#### GIVEN ENTRIES:
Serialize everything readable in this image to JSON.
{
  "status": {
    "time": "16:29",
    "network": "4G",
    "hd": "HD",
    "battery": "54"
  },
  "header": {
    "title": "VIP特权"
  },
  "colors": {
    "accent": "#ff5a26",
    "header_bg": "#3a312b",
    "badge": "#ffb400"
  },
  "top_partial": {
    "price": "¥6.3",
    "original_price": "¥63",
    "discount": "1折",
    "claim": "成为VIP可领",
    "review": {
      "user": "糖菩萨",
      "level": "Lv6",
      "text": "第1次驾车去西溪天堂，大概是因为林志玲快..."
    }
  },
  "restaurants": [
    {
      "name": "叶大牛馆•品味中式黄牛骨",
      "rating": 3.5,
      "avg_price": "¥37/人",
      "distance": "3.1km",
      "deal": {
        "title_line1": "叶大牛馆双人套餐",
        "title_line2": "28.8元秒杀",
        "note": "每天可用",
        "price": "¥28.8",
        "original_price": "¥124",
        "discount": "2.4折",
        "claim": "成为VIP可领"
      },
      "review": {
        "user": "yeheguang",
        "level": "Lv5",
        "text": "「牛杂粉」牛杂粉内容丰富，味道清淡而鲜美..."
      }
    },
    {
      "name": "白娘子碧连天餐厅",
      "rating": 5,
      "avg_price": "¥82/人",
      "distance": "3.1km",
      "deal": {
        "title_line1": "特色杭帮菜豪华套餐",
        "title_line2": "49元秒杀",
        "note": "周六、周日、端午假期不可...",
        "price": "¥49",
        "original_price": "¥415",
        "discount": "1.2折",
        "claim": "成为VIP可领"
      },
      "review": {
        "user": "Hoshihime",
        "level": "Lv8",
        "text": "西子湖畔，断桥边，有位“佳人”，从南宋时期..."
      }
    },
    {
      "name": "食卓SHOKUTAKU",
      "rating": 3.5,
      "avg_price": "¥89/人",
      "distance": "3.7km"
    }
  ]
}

#### REQUIRED TASK:
Your task is to return the full listing exactly as it was given.

#### CORRECT RESULT:
Serialize everything readable in this image to JSON.
{
  "status": {
    "time": "16:29",
    "network": "4G",
    "hd": "HD",
    "battery": "54"
  },
  "header": {
    "title": "VIP特权"
  },
  "colors": {
    "accent": "#ff5a26",
    "header_bg": "#3a312b",
    "badge": "#ffb400"
  },
  "top_partial": {
    "price": "¥6.3",
    "original_price": "¥63",
    "discount": "1折",
    "claim": "成为VIP可领",
    "review": {
      "user": "糖菩萨",
      "level": "Lv6",
      "text": "第1次驾车去西溪天堂，大概是因为林志玲快..."
    }
  },
  "restaurants": [
    {
      "name": "叶大牛馆•品味中式黄牛骨",
      "rating": 3.5,
      "avg_price": "¥37/人",
      "distance": "3.1km",
      "deal": {
        "title_line1": "叶大牛馆双人套餐",
        "title_line2": "28.8元秒杀",
        "note": "每天可用",
        "price": "¥28.8",
        "original_price": "¥124",
        "discount": "2.4折",
        "claim": "成为VIP可领"
      },
      "review": {
        "user": "yeheguang",
        "level": "Lv5",
        "text": "「牛杂粉」牛杂粉内容丰富，味道清淡而鲜美..."
      }
    },
    {
      "name": "白娘子碧连天餐厅",
      "rating": 5,
      "avg_price": "¥82/人",
      "distance": "3.1km",
      "deal": {
        "title_line1": "特色杭帮菜豪华套餐",
        "title_line2": "49元秒杀",
        "note": "周六、周日、端午假期不可...",
        "price": "¥49",
        "original_price": "¥415",
        "discount": "1.2折",
        "claim": "成为VIP可领"
      },
      "review": {
        "user": "Hoshihime",
        "level": "Lv8",
        "text": "西子湖畔，断桥边，有位“佳人”，从南宋时期..."
      }
    },
    {
      "name": "食卓SHOKUTAKU",
      "rating": 3.5,
      "avg_price": "¥89/人",
      "distance": "3.7km"
    }
  ]
}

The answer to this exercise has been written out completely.